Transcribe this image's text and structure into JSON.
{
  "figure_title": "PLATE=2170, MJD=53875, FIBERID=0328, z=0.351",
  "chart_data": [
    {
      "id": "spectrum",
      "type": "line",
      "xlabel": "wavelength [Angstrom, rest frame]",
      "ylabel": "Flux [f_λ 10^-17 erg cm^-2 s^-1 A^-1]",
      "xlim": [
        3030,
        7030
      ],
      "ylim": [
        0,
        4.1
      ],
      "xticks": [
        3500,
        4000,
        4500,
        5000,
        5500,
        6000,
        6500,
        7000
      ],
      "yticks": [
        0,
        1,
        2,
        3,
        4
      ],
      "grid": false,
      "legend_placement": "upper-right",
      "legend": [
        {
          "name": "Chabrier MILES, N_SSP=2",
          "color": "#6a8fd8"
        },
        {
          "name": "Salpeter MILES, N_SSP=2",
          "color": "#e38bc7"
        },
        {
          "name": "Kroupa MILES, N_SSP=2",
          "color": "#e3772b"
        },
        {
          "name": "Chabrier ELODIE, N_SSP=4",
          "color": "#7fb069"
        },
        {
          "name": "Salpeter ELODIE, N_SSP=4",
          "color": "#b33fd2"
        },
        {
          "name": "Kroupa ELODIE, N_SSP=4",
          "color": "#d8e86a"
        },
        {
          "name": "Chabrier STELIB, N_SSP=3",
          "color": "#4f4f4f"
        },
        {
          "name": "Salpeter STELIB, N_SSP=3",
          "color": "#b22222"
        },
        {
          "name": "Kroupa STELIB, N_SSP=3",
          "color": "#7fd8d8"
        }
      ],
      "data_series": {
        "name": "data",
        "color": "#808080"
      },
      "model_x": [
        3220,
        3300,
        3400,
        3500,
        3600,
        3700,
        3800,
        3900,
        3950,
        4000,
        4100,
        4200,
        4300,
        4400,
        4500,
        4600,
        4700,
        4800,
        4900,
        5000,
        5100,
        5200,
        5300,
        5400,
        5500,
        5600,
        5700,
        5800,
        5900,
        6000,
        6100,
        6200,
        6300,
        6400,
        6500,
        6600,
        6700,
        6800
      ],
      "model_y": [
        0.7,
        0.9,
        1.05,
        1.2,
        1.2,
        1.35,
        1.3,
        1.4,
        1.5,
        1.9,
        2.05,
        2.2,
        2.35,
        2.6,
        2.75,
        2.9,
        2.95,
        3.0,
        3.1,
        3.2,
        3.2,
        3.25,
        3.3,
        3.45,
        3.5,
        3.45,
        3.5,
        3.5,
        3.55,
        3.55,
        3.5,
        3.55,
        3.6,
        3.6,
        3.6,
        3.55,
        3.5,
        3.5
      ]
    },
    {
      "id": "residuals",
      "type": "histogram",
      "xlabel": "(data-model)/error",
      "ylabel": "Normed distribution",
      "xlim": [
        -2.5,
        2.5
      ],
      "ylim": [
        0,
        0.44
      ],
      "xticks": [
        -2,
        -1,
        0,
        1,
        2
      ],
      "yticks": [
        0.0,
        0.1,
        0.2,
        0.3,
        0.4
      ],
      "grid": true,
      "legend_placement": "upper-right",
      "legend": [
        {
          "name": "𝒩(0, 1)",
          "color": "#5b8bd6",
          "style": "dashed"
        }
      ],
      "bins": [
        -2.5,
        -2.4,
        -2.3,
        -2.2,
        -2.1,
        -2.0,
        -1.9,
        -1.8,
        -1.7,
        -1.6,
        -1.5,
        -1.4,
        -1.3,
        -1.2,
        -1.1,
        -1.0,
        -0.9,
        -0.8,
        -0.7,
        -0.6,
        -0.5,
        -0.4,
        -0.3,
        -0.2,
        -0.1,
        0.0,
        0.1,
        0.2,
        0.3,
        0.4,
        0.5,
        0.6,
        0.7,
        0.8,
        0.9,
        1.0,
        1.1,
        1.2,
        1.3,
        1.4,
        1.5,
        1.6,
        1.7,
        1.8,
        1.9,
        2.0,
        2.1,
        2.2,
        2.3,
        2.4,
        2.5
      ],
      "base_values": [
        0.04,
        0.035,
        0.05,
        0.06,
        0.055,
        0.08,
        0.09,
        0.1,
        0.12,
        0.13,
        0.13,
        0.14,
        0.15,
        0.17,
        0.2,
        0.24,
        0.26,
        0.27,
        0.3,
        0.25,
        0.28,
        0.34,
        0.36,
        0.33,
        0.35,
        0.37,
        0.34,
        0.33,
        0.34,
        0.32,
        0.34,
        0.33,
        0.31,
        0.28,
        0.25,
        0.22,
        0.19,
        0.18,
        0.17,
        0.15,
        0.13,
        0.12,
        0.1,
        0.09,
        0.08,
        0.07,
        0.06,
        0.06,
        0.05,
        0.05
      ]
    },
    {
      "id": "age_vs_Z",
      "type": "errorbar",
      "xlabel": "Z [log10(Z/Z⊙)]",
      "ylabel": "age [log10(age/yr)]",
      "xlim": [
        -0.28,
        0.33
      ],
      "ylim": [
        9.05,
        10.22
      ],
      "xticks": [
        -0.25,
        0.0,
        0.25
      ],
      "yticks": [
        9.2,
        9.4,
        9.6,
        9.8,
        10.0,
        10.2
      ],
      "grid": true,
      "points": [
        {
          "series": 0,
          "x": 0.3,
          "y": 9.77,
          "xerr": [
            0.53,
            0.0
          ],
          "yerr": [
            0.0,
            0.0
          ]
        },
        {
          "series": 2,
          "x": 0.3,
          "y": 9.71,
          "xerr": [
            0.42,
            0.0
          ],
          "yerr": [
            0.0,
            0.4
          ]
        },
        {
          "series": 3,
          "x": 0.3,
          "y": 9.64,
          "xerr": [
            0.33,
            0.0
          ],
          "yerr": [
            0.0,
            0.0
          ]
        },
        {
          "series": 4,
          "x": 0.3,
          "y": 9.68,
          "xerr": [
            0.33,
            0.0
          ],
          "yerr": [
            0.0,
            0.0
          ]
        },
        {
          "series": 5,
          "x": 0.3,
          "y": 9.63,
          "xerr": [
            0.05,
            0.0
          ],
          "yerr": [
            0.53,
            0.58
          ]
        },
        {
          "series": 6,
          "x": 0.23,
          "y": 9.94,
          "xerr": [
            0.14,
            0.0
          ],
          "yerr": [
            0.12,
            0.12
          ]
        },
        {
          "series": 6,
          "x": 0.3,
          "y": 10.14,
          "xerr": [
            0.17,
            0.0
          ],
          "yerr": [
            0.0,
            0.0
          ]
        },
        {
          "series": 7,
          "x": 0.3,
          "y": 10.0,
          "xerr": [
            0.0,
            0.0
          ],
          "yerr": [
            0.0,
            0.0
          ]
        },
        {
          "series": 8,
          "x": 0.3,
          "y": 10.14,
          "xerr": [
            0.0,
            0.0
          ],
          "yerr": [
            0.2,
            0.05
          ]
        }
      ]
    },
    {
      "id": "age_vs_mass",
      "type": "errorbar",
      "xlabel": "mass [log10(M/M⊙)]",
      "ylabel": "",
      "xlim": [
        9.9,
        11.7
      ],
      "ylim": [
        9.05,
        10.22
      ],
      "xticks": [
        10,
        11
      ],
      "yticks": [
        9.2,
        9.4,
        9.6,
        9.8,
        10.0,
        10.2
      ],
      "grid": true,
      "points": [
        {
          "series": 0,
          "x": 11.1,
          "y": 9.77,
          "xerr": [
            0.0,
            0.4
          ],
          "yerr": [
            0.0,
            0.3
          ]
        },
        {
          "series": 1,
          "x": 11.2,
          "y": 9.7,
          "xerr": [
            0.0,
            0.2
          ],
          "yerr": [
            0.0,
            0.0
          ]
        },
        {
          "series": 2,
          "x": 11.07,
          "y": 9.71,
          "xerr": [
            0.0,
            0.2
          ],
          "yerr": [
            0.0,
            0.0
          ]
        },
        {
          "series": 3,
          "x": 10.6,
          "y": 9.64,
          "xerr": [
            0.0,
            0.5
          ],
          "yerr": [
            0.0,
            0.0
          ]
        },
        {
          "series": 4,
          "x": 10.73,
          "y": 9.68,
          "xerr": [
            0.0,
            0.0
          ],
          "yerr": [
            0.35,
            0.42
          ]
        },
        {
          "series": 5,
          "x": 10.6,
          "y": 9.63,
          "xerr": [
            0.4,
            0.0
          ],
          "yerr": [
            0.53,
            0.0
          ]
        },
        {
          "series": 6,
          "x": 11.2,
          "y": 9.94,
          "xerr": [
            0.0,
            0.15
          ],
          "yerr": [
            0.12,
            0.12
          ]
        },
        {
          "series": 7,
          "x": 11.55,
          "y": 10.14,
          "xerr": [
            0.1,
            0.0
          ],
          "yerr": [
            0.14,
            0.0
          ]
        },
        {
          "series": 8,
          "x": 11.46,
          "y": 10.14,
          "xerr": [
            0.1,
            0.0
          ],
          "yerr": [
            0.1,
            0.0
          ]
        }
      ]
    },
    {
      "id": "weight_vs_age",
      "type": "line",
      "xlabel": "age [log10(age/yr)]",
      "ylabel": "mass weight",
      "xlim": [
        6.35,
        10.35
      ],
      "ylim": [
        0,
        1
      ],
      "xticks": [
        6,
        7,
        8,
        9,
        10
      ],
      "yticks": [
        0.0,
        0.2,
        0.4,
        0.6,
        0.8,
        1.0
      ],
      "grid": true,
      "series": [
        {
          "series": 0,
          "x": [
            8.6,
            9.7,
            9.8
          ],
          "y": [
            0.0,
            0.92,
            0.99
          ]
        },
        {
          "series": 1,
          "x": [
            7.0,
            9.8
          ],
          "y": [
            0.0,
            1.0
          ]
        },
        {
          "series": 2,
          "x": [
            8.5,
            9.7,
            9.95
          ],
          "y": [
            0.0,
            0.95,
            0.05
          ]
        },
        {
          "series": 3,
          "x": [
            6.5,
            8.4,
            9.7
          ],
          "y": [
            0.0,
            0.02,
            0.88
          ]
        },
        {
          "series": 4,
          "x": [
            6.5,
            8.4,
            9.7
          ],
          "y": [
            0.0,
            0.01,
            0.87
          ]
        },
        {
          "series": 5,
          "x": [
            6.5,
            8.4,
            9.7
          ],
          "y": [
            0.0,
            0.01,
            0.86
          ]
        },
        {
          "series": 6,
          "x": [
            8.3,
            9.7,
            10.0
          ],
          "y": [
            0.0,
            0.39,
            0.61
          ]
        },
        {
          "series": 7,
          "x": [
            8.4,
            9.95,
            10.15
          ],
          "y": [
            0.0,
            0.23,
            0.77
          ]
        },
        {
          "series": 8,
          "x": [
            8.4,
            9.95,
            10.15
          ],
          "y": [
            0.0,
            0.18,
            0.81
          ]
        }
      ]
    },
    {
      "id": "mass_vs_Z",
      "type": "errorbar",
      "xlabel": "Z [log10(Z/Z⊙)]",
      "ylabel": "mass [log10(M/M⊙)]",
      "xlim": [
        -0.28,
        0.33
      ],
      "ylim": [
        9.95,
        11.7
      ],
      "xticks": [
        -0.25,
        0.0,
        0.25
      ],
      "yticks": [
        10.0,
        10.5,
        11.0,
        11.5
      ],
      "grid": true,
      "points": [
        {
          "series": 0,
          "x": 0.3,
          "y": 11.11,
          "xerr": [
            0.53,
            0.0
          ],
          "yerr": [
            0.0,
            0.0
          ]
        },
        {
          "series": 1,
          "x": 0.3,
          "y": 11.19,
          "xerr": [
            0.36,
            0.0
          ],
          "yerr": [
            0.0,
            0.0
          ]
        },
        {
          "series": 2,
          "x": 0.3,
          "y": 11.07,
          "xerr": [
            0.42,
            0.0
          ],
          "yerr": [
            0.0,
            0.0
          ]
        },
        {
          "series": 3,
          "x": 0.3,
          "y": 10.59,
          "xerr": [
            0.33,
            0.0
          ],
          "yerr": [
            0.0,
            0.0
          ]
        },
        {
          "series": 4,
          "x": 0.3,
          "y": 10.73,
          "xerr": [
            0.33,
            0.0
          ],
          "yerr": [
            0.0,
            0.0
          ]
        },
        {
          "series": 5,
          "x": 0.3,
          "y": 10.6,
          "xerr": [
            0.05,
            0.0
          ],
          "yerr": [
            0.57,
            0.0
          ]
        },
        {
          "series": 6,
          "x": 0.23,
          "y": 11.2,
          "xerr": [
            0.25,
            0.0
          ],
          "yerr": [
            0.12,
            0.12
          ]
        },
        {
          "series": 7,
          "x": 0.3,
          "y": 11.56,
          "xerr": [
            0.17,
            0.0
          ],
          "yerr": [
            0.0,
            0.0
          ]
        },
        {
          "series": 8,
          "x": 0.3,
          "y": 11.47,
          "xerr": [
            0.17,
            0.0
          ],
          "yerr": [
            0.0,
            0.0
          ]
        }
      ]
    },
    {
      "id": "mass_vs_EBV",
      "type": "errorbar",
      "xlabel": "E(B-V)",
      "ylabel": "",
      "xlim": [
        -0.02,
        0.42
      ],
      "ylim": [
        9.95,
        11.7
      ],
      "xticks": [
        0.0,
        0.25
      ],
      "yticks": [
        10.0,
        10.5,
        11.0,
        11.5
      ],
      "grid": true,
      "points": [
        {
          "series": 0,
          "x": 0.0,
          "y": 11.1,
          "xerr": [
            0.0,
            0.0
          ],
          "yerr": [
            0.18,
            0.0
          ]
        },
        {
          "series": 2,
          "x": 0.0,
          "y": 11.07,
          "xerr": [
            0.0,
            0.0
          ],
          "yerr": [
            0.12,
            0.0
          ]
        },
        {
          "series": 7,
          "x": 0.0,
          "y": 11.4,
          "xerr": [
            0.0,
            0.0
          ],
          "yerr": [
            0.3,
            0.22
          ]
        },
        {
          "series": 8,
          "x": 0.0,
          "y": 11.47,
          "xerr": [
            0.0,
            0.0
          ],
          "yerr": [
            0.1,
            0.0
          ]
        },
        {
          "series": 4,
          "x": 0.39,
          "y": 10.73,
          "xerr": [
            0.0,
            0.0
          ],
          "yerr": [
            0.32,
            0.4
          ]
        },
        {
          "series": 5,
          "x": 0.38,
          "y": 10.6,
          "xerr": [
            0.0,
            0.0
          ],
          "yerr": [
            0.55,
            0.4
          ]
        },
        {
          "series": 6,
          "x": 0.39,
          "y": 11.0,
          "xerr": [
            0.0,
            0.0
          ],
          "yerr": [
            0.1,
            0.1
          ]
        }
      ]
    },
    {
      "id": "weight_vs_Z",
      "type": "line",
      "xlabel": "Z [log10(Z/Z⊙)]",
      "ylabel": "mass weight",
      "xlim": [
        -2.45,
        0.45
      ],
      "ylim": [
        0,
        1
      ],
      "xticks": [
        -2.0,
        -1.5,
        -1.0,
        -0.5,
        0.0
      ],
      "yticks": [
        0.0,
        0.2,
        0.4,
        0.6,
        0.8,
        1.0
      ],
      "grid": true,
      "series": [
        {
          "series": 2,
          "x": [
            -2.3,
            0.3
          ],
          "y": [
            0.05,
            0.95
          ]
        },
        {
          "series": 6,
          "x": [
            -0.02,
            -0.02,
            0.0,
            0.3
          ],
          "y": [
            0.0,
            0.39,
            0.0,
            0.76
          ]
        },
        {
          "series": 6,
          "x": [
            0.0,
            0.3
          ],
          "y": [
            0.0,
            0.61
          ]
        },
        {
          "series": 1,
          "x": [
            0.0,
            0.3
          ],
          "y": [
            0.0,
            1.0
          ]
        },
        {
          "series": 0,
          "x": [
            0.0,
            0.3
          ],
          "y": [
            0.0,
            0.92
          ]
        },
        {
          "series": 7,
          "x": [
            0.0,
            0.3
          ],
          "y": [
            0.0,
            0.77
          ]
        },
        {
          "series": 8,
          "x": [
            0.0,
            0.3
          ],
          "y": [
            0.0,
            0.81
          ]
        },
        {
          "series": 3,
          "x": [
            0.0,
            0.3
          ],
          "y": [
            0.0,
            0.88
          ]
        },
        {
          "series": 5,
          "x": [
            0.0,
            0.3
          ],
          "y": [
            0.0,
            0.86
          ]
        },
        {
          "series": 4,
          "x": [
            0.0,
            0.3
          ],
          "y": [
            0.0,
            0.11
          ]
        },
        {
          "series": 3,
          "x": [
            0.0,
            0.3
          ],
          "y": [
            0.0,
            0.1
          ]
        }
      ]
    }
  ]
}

▸ **DIRECTIONS**
Tell how many lines of the records above hold the string "xlabel". Give no other text.

▸ **TASK RESPONSE**
8